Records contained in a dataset
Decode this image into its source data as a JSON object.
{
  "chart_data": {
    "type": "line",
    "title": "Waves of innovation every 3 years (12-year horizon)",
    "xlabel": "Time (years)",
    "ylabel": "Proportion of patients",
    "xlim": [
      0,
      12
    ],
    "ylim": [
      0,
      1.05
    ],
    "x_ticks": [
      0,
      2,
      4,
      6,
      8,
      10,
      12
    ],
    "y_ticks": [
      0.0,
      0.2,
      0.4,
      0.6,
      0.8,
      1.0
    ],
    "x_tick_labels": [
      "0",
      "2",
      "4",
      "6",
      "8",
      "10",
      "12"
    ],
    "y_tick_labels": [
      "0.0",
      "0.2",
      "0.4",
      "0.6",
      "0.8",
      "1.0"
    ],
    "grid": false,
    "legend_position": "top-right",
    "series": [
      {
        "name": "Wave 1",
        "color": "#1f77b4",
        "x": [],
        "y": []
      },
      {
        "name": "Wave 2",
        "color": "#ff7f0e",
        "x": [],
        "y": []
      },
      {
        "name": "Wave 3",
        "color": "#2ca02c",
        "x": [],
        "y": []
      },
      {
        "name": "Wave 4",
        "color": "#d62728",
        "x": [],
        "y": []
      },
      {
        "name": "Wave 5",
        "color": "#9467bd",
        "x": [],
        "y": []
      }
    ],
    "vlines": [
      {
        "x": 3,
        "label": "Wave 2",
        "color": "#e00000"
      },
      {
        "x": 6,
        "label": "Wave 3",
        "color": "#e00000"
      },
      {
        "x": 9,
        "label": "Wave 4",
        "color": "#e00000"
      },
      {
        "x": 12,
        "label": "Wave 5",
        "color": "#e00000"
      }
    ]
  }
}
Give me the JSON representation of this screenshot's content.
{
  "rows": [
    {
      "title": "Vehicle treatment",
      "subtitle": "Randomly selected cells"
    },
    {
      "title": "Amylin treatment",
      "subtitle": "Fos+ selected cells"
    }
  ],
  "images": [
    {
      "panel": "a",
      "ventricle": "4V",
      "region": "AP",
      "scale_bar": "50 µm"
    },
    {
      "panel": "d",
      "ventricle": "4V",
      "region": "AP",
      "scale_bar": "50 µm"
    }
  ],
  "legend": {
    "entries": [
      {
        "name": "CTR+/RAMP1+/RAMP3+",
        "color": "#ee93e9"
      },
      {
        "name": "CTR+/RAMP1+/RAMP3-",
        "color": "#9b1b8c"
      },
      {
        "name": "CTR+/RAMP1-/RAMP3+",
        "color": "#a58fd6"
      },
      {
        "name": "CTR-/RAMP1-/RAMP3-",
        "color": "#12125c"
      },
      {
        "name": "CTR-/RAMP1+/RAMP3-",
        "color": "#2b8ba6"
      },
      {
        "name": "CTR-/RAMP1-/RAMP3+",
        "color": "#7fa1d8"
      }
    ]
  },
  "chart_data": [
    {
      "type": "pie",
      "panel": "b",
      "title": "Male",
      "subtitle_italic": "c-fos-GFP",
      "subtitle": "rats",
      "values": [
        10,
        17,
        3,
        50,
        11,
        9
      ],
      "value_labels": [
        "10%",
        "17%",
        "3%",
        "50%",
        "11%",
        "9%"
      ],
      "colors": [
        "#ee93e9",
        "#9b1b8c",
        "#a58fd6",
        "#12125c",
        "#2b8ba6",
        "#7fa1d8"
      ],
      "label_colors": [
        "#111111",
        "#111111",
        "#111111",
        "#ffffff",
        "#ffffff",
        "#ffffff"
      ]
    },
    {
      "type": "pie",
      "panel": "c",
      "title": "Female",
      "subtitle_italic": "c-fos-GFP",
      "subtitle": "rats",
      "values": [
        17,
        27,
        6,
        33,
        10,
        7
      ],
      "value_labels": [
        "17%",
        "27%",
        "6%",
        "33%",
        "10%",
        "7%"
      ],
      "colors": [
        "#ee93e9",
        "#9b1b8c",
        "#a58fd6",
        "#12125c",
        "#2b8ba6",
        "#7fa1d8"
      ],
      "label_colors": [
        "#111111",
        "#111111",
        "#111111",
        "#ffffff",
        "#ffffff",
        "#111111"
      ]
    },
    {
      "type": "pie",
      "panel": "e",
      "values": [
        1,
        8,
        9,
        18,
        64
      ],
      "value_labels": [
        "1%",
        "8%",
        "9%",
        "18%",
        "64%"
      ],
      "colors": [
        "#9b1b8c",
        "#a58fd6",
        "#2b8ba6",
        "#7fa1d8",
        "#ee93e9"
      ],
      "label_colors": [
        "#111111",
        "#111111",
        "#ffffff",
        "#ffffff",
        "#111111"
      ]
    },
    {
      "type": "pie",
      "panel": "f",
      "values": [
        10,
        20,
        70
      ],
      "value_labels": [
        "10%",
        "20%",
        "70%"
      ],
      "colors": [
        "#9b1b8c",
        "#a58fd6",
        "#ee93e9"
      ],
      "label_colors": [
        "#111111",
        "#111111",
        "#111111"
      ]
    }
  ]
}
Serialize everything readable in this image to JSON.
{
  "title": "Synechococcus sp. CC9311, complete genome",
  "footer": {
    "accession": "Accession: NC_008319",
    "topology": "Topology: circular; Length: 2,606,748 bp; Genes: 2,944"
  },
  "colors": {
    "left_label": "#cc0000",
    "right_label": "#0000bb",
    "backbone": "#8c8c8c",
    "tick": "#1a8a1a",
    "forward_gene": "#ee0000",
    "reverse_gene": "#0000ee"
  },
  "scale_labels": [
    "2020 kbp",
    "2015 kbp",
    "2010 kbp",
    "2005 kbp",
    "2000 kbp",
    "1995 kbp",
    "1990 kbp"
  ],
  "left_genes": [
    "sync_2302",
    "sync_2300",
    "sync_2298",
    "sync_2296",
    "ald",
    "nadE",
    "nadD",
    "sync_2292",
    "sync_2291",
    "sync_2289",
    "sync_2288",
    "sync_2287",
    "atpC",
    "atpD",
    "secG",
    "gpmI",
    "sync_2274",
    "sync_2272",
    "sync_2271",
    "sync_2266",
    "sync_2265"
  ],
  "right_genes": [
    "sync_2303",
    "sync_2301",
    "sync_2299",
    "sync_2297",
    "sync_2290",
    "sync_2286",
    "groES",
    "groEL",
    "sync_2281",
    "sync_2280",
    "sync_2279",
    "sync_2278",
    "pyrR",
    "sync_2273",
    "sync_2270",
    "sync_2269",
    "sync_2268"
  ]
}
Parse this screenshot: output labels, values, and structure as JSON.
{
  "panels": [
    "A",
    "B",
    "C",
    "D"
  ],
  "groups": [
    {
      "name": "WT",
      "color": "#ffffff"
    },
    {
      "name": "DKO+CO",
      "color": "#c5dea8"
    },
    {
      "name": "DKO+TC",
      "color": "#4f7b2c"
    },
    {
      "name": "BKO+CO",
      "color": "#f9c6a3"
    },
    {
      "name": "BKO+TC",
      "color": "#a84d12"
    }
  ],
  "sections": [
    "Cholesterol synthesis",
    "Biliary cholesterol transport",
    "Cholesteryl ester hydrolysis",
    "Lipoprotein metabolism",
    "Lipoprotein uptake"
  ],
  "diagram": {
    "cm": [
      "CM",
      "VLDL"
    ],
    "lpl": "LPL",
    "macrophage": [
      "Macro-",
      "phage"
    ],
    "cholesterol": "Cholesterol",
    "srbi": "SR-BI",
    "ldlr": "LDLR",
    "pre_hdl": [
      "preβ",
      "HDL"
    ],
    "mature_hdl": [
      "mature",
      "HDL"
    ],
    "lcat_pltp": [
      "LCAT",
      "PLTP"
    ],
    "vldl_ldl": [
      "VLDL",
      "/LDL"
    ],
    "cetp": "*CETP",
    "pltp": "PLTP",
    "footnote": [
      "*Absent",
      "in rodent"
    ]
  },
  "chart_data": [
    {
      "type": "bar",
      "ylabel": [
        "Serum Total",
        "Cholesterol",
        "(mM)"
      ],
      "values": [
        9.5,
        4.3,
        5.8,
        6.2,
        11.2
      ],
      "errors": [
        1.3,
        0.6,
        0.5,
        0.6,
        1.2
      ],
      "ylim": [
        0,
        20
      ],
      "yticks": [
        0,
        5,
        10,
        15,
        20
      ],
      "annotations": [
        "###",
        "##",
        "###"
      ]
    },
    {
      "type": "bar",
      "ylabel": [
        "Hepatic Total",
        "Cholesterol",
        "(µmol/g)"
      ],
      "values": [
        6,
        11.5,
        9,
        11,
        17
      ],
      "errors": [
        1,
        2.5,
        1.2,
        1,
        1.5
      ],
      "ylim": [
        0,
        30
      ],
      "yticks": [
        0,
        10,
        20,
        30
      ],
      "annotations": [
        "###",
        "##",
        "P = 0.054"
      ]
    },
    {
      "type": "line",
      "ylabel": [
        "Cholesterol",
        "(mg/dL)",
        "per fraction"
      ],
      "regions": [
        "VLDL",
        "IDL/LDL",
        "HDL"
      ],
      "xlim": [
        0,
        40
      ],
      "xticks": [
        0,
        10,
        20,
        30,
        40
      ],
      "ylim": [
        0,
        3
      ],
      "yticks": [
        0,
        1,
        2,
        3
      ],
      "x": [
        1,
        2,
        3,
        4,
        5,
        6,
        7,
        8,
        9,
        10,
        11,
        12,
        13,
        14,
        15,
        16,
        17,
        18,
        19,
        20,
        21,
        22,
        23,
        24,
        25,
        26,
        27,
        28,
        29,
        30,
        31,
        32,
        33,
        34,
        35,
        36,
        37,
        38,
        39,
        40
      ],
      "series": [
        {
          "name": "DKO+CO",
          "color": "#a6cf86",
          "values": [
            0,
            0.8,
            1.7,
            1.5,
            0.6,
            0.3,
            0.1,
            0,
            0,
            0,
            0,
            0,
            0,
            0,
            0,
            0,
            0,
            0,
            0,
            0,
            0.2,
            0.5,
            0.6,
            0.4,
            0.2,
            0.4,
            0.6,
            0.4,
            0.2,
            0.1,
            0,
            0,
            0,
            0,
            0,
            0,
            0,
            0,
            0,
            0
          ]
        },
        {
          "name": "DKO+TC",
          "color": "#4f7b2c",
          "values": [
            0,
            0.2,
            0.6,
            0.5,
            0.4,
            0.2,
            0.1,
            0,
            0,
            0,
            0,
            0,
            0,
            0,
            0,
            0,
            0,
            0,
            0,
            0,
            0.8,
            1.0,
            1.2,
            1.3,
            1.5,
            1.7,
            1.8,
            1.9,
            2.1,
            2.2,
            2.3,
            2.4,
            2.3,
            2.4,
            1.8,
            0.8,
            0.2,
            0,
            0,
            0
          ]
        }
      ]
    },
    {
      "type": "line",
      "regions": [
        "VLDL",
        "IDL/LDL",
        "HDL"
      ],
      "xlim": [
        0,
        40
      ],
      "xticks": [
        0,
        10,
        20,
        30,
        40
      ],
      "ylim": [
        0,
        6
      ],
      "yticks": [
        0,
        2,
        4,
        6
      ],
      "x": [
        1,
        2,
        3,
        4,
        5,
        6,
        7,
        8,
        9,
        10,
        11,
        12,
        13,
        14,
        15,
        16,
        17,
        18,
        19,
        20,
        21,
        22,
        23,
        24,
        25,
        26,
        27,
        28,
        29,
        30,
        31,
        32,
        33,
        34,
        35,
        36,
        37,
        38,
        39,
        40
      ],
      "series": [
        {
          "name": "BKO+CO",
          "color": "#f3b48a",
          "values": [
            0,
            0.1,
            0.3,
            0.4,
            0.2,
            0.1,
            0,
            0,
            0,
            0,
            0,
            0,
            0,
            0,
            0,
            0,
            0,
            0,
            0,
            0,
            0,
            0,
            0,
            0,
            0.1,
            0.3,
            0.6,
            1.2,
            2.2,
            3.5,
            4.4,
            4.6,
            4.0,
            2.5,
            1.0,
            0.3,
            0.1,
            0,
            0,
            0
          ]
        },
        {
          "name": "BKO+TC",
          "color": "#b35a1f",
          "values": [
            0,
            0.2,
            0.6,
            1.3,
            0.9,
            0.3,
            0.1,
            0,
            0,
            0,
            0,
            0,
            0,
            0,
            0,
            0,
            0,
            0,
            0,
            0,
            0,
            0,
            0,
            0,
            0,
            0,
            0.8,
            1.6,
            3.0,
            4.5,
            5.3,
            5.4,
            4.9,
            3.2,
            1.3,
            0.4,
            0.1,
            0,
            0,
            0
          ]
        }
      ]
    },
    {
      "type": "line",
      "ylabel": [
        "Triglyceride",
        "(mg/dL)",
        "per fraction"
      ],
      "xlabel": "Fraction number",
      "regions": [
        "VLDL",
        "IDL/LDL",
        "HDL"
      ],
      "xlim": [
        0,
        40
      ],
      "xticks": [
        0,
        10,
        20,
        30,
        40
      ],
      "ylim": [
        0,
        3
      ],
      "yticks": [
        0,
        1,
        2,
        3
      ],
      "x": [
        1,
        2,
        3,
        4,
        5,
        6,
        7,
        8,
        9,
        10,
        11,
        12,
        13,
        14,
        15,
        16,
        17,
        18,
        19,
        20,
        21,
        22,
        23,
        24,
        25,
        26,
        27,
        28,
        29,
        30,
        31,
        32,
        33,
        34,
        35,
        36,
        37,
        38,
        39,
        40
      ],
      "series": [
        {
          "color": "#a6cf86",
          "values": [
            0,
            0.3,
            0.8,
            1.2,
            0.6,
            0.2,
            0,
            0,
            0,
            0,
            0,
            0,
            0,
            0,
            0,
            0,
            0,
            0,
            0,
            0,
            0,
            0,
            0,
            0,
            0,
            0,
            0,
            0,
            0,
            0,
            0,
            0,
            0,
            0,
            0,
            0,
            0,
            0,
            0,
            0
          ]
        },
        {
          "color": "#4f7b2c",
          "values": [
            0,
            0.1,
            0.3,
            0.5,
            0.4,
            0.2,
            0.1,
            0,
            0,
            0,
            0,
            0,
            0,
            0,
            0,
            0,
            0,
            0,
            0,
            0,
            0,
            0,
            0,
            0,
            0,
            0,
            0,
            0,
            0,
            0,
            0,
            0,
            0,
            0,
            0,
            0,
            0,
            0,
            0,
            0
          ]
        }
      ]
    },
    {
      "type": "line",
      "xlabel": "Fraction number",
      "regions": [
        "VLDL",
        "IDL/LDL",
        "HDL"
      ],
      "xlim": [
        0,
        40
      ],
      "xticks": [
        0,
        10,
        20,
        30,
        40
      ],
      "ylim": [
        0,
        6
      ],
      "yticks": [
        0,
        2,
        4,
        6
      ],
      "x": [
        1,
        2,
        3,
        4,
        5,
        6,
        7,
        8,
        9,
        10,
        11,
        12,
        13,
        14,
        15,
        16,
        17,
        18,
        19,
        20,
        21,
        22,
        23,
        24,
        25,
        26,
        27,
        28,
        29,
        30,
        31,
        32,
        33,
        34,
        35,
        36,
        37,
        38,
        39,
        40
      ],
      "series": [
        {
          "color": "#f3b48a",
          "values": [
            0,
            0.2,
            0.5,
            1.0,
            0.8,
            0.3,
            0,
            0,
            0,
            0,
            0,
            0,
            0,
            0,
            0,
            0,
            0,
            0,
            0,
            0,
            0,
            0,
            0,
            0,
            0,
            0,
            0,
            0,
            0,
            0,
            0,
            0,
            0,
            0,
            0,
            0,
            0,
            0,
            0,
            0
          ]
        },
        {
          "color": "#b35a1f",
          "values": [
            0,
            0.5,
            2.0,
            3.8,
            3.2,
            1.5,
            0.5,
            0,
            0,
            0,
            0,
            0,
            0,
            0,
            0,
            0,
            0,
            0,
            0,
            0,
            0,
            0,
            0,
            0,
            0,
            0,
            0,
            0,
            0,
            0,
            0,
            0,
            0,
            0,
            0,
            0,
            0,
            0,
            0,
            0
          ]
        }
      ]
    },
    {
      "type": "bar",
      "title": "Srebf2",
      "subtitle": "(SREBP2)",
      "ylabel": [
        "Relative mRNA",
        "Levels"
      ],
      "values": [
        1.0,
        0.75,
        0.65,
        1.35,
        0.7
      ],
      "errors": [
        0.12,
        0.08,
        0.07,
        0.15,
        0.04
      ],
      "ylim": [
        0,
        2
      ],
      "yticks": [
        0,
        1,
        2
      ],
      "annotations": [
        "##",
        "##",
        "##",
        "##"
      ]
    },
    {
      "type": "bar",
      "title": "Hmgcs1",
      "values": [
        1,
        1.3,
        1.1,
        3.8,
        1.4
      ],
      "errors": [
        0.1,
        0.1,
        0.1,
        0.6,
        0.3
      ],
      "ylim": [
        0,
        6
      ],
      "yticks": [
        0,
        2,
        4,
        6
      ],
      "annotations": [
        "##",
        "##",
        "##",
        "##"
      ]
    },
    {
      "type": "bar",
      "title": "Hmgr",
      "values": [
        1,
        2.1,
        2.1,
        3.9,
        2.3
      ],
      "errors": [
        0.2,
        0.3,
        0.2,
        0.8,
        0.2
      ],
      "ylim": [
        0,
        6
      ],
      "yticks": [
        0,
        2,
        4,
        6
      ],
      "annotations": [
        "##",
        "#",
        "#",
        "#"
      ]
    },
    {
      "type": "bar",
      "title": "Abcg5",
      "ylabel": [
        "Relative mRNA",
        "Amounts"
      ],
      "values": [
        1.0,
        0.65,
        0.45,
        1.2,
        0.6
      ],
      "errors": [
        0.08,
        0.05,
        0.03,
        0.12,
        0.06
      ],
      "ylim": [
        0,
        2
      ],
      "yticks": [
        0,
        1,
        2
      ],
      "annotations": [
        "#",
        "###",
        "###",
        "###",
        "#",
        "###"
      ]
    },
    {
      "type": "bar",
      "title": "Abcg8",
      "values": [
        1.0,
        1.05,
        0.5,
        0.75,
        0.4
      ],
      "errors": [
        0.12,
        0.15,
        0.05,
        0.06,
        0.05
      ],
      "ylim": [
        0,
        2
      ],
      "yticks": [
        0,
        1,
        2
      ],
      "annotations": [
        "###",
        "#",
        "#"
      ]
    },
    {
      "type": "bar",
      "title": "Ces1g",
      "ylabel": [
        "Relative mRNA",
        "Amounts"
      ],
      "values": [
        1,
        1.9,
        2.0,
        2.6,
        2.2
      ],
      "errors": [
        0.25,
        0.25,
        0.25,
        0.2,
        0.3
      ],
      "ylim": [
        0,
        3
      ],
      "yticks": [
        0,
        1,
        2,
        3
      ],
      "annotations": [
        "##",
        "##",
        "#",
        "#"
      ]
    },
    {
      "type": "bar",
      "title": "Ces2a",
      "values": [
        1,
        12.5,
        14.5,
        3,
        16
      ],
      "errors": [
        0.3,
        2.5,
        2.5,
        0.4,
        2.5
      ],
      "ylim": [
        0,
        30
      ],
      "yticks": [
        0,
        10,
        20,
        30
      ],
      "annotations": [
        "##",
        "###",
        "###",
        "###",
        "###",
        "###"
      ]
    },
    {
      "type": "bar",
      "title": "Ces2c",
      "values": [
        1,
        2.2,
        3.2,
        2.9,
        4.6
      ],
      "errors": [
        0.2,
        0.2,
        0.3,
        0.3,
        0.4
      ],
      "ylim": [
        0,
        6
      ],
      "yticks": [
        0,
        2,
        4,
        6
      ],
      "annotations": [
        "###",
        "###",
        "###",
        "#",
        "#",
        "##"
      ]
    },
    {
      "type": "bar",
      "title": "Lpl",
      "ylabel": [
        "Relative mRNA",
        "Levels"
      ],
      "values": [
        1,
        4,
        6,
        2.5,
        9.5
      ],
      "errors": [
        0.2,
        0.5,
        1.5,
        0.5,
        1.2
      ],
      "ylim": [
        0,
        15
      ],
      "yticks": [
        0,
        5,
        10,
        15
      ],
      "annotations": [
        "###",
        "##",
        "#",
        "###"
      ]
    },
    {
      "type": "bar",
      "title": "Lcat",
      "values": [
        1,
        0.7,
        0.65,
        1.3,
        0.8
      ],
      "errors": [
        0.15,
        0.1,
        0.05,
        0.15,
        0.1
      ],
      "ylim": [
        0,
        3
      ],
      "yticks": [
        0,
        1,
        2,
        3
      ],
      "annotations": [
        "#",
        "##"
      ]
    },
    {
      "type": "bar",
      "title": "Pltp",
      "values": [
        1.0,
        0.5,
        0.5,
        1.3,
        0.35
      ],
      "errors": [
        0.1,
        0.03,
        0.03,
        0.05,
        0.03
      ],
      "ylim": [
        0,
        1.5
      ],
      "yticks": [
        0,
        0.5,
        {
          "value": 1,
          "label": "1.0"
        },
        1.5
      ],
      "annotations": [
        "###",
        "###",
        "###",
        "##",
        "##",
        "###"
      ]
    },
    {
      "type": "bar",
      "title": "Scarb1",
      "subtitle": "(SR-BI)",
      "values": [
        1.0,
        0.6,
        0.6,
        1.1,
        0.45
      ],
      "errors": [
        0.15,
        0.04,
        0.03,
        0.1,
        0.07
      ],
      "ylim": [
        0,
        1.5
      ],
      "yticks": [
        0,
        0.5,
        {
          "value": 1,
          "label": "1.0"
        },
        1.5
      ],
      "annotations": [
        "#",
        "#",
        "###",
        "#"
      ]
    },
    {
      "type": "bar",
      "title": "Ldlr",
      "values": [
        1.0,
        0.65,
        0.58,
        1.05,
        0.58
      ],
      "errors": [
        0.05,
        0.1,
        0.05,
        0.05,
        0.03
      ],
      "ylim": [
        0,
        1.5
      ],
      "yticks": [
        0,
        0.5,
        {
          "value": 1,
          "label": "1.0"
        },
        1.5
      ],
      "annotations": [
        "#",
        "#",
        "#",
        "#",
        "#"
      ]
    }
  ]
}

## WORK REQUIRED
List every line from the entries above in which "this" appears.

## EXERCISE RESPONSE
Decode this image into its source data as a JSON object.
Give me the JSON representation of this screenshot's content.
Serialize everything readable in this image to JSON.
Parse this screenshot: output labels, values, and structure as JSON.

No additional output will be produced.